■ What the task asks: Transcribe every line of the records verbatim.

■ Rows:
_____
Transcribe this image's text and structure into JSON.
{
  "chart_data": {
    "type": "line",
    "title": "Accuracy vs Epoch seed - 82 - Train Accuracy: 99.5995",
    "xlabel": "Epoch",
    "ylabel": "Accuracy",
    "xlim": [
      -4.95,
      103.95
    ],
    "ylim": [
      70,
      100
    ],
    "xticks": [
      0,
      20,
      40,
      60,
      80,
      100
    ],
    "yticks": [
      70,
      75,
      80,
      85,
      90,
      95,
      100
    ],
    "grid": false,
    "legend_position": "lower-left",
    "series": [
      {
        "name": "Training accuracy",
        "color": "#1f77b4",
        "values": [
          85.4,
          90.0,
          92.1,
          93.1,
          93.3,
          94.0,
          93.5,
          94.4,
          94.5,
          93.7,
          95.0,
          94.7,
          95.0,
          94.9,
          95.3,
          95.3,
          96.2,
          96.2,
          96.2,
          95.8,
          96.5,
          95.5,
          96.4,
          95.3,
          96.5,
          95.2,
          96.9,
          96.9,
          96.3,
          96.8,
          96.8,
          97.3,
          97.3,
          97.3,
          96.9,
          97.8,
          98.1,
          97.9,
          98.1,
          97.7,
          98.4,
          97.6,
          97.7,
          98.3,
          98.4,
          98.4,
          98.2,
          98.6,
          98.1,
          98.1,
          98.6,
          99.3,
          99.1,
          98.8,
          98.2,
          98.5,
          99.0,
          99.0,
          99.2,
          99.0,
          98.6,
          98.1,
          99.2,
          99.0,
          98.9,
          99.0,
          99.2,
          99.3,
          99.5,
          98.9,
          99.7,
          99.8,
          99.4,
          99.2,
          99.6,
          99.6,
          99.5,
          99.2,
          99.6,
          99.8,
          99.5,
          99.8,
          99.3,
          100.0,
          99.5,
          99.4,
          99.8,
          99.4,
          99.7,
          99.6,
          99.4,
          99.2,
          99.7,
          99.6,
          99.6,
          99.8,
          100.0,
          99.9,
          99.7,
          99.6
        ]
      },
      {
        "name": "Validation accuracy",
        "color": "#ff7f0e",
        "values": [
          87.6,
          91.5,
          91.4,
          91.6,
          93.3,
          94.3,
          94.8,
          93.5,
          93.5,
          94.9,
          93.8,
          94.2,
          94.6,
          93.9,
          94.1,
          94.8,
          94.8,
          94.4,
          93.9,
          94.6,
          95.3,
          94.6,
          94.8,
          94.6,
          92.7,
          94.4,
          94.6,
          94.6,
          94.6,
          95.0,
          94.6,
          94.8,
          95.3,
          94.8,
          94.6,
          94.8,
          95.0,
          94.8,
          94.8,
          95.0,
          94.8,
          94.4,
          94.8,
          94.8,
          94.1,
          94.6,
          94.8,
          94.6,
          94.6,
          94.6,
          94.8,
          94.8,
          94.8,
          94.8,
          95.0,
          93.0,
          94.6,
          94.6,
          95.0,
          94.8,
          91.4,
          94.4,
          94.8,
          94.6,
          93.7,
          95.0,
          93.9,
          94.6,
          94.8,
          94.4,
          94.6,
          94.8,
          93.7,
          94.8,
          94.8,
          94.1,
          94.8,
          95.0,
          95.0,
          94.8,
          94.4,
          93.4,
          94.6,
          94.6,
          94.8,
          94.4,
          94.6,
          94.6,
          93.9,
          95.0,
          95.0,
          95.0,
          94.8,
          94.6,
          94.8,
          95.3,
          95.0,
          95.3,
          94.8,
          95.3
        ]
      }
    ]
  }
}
_____
■ Solution to the exercise:
Transcribe this image's text and structure into JSON.
{
  "chart_data": {
    "type": "line",
    "title": "Accuracy vs Epoch seed - 82 - Train Accuracy: 99.5995",
    "xlabel": "Epoch",
    "ylabel": "Accuracy",
    "xlim": [
      -4.95,
      103.95
    ],
    "ylim": [
      70,
      100
    ],
    "xticks": [
      0,
      20,
      40,
      60,
      80,
      100
    ],
    "yticks": [
      70,
      75,
      80,
      85,
      90,
      95,
      100
    ],
    "grid": false,
    "legend_position": "lower-left",
    "series": [
      {
        "name": "Training accuracy",
        "color": "#1f77b4",
        "values": [
          85.4,
          90.0,
          92.1,
          93.1,
          93.3,
          94.0,
          93.5,
          94.4,
          94.5,
          93.7,
          95.0,
          94.7,
          95.0,
          94.9,
          95.3,
          95.3,
          96.2,
          96.2,
          96.2,
          95.8,
          96.5,
          95.5,
          96.4,
          95.3,
          96.5,
          95.2,
          96.9,
          96.9,
          96.3,
          96.8,
          96.8,
          97.3,
          97.3,
          97.3,
          96.9,
          97.8,
          98.1,
          97.9,
          98.1,
          97.7,
          98.4,
          97.6,
          97.7,
          98.3,
          98.4,
          98.4,
          98.2,
          98.6,
          98.1,
          98.1,
          98.6,
          99.3,
          99.1,
          98.8,
          98.2,
          98.5,
          99.0,
          99.0,
          99.2,
          99.0,
          98.6,
          98.1,
          99.2,
          99.0,
          98.9,
          99.0,
          99.2,
          99.3,
          99.5,
          98.9,
          99.7,
          99.8,
          99.4,
          99.2,
          99.6,
          99.6,
          99.5,
          99.2,
          99.6,
          99.8,
          99.5,
          99.8,
          99.3,
          100.0,
          99.5,
          99.4,
          99.8,
          99.4,
          99.7,
          99.6,
          99.4,
          99.2,
          99.7,
          99.6,
          99.6,
          99.8,
          100.0,
          99.9,
          99.7,
          99.6
        ]
      },
      {
        "name": "Validation accuracy",
        "color": "#ff7f0e",
        "values": [
          87.6,
          91.5,
          91.4,
          91.6,
          93.3,
          94.3,
          94.8,
          93.5,
          93.5,
          94.9,
          93.8,
          94.2,
          94.6,
          93.9,
          94.1,
          94.8,
          94.8,
          94.4,
          93.9,
          94.6,
          95.3,
          94.6,
          94.8,
          94.6,
          92.7,
          94.4,
          94.6,
          94.6,
          94.6,
          95.0,
          94.6,
          94.8,
          95.3,
          94.8,
          94.6,
          94.8,
          95.0,
          94.8,
          94.8,
          95.0,
          94.8,
          94.4,
          94.8,
          94.8,
          94.1,
          94.6,
          94.8,
          94.6,
          94.6,
          94.6,
          94.8,
          94.8,
          94.8,
          94.8,
          95.0,
          93.0,
          94.6,
          94.6,
          95.0,
          94.8,
          91.4,
          94.4,
          94.8,
          94.6,
          93.7,
          95.0,
          93.9,
          94.6,
          94.8,
          94.4,
          94.6,
          94.8,
          93.7,
          94.8,
          94.8,
          94.1,
          94.8,
          95.0,
          95.0,
          94.8,
          94.4,
          93.4,
          94.6,
          94.6,
          94.8,
          94.4,
          94.6,
          94.6,
          93.9,
          95.0,
          95.0,
          95.0,
          94.8,
          94.6,
          94.8,
          95.3,
          95.0,
          95.3,
          94.8,
          95.3
        ]
      }
    ]
  }
}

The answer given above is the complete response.